**SHORT EXERCISE**
Reproduce each of these lines verbatim, keeping every character unchanged.

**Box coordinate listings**
** start **
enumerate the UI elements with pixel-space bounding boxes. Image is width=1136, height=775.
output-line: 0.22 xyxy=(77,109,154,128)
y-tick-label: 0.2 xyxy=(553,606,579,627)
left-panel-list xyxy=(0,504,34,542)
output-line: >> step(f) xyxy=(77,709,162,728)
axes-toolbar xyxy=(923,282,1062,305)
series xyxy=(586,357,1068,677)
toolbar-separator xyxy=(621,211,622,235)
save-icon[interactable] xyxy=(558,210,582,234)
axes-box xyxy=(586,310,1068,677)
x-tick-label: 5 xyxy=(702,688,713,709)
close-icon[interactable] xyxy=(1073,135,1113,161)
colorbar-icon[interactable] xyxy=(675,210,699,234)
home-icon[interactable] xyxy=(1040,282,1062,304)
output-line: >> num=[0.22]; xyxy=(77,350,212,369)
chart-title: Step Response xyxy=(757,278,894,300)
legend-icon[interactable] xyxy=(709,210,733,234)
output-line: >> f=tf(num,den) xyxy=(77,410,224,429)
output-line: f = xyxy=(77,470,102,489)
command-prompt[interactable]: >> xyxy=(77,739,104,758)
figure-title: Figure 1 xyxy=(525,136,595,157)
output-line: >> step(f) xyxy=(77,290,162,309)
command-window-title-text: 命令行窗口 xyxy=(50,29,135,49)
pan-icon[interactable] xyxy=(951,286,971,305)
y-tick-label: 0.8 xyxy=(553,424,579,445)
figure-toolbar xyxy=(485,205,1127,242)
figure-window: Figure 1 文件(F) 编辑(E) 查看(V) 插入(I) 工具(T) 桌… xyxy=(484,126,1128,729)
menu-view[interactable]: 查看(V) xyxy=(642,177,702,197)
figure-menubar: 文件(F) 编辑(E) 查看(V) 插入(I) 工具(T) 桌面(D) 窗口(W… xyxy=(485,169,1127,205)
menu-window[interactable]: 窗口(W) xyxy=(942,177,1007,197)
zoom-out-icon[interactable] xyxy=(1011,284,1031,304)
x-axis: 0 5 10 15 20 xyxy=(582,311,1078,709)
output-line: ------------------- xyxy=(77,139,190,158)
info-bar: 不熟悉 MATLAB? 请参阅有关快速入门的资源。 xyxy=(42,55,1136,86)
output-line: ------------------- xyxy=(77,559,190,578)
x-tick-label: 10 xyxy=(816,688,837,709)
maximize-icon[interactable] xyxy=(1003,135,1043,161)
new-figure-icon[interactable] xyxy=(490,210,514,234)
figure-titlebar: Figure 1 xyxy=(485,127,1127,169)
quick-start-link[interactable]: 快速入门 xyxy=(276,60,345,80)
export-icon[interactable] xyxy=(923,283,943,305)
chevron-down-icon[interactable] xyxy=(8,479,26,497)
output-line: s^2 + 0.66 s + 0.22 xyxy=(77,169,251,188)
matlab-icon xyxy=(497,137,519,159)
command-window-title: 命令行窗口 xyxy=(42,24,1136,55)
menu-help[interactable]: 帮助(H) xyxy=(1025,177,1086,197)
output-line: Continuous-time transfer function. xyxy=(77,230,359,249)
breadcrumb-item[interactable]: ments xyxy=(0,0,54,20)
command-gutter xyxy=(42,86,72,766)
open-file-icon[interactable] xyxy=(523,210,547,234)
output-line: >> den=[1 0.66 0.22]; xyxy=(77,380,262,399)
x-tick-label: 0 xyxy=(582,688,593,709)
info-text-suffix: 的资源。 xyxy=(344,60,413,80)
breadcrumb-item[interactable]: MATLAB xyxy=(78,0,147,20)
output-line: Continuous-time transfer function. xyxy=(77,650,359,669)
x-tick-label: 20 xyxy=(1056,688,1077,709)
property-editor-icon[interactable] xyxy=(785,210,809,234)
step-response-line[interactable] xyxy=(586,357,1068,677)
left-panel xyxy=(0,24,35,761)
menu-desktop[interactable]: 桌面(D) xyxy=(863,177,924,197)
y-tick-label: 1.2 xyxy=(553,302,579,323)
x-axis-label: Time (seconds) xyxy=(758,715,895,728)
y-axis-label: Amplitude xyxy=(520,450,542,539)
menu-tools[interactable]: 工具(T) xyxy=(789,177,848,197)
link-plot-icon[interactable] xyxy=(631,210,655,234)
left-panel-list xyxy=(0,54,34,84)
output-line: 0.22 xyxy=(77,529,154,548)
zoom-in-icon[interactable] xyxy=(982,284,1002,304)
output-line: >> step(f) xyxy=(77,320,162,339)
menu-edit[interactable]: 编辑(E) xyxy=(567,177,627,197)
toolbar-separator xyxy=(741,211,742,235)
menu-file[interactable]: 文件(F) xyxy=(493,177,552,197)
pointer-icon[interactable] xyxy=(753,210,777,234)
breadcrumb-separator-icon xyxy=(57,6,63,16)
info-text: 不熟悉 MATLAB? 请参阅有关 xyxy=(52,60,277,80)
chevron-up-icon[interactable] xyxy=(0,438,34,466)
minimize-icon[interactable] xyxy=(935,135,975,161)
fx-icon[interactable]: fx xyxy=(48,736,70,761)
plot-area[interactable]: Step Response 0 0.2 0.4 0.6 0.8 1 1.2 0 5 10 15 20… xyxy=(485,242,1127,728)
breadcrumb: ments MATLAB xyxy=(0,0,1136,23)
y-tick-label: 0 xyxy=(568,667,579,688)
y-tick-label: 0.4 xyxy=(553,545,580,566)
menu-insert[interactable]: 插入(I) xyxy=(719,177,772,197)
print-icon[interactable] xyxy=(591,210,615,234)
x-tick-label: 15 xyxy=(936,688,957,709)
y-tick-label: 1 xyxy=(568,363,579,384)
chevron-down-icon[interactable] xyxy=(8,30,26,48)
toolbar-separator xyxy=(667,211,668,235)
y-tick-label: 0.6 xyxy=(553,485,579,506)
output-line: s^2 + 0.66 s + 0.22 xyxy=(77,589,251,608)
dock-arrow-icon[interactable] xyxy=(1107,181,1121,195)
** end **
**EXERCISE RESPONSE**
enumerate the UI elements with pixel-space bounding boxes. Image is width=1136, height=775.
output-line: 0.22 xyxy=(77,109,154,128)
y-tick-label: 0.2 xyxy=(553,606,579,627)
left-panel-list xyxy=(0,504,34,542)
output-line: >> step(f) xyxy=(77,709,162,728)
axes-toolbar xyxy=(923,282,1062,305)
series xyxy=(586,357,1068,677)
toolbar-separator xyxy=(621,211,622,235)
save-icon[interactable] xyxy=(558,210,582,234)
axes-box xyxy=(586,310,1068,677)
x-tick-label: 5 xyxy=(702,688,713,709)
close-icon[interactable] xyxy=(1073,135,1113,161)
colorbar-icon[interactable] xyxy=(675,210,699,234)
home-icon[interactable] xyxy=(1040,282,1062,304)
output-line: >> num=[0.22]; xyxy=(77,350,212,369)
chart-title: Step Response xyxy=(757,278,894,300)
legend-icon[interactable] xyxy=(709,210,733,234)
output-line: >> f=tf(num,den) xyxy=(77,410,224,429)
output-line: f = xyxy=(77,470,102,489)
command-prompt[interactable]: >> xyxy=(77,739,104,758)
figure-title: Figure 1 xyxy=(525,136,595,157)
output-line: >> step(f) xyxy=(77,290,162,309)
command-window-title-text: 命令行窗口 xyxy=(50,29,135,49)
pan-icon[interactable] xyxy=(951,286,971,305)
y-tick-label: 0.8 xyxy=(553,424,579,445)
figure-toolbar xyxy=(485,205,1127,242)
figure-window: Figure 1 文件(F) 编辑(E) 查看(V) 插入(I) 工具(T) 桌… xyxy=(484,126,1128,729)
menu-view[interactable]: 查看(V) xyxy=(642,177,702,197)
figure-menubar: 文件(F) 编辑(E) 查看(V) 插入(I) 工具(T) 桌面(D) 窗口(W… xyxy=(485,169,1127,205)
menu-window[interactable]: 窗口(W) xyxy=(942,177,1007,197)
zoom-out-icon[interactable] xyxy=(1011,284,1031,304)
x-axis: 0 5 10 15 20 xyxy=(582,311,1078,709)
output-line: ------------------- xyxy=(77,139,190,158)
info-bar: 不熟悉 MATLAB? 请参阅有关快速入门的资源。 xyxy=(42,55,1136,86)
output-line: ------------------- xyxy=(77,559,190,578)
x-tick-label: 10 xyxy=(816,688,837,709)
maximize-icon[interactable] xyxy=(1003,135,1043,161)
new-figure-icon[interactable] xyxy=(490,210,514,234)
figure-titlebar: Figure 1 xyxy=(485,127,1127,169)
quick-start-link[interactable]: 快速入门 xyxy=(276,60,345,80)
export-icon[interactable] xyxy=(923,283,943,305)
chevron-down-icon[interactable] xyxy=(8,479,26,497)
output-line: s^2 + 0.66 s + 0.22 xyxy=(77,169,251,188)
matlab-icon xyxy=(497,137,519,159)
command-window-title: 命令行窗口 xyxy=(42,24,1136,55)
menu-help[interactable]: 帮助(H) xyxy=(1025,177,1086,197)
output-line: Continuous-time transfer function. xyxy=(77,230,359,249)
breadcrumb-item[interactable]: ments xyxy=(0,0,54,20)
command-gutter xyxy=(42,86,72,766)
open-file-icon[interactable] xyxy=(523,210,547,234)
output-line: >> den=[1 0.66 0.22]; xyxy=(77,380,262,399)
x-tick-label: 0 xyxy=(582,688,593,709)
info-text-suffix: 的资源。 xyxy=(344,60,413,80)
breadcrumb-item[interactable]: MATLAB xyxy=(78,0,147,20)
output-line: Continuous-time transfer function. xyxy=(77,650,359,669)
x-tick-label: 20 xyxy=(1056,688,1077,709)
property-editor-icon[interactable] xyxy=(785,210,809,234)
step-response-line[interactable] xyxy=(586,357,1068,677)
left-panel xyxy=(0,24,35,761)
menu-desktop[interactable]: 桌面(D) xyxy=(863,177,924,197)
y-tick-label: 1.2 xyxy=(553,302,579,323)
x-axis-label: Time (seconds) xyxy=(758,715,895,728)
y-axis-label: Amplitude xyxy=(520,450,542,539)
menu-tools[interactable]: 工具(T) xyxy=(789,177,848,197)
link-plot-icon[interactable] xyxy=(631,210,655,234)
left-panel-list xyxy=(0,54,34,84)
output-line: 0.22 xyxy=(77,529,154,548)
zoom-in-icon[interactable] xyxy=(982,284,1002,304)
output-line: >> step(f) xyxy=(77,320,162,339)
menu-edit[interactable]: 编辑(E) xyxy=(567,177,627,197)
toolbar-separator xyxy=(741,211,742,235)
menu-file[interactable]: 文件(F) xyxy=(493,177,552,197)
pointer-icon[interactable] xyxy=(753,210,777,234)
breadcrumb-separator-icon xyxy=(57,6,63,16)
info-text: 不熟悉 MATLAB? 请参阅有关 xyxy=(52,60,277,80)
chevron-up-icon[interactable] xyxy=(0,438,34,466)
minimize-icon[interactable] xyxy=(935,135,975,161)
fx-icon[interactable]: fx xyxy=(48,736,70,761)
plot-area[interactable]: Step Response 0 0.2 0.4 0.6 0.8 1 1.2 0 5 10 15 20… xyxy=(485,242,1127,728)
breadcrumb: ments MATLAB xyxy=(0,0,1136,23)
y-tick-label: 0 xyxy=(568,667,579,688)
y-tick-label: 0.4 xyxy=(553,545,580,566)
menu-insert[interactable]: 插入(I) xyxy=(719,177,772,197)
print-icon[interactable] xyxy=(591,210,615,234)
x-tick-label: 15 xyxy=(936,688,957,709)
y-tick-label: 1 xyxy=(568,363,579,384)
chevron-down-icon[interactable] xyxy=(8,30,26,48)
toolbar-separator xyxy=(667,211,668,235)
y-tick-label: 0.6 xyxy=(553,485,579,506)
output-line: s^2 + 0.66 s + 0.22 xyxy=(77,589,251,608)
dock-arrow-icon[interactable] xyxy=(1107,181,1121,195)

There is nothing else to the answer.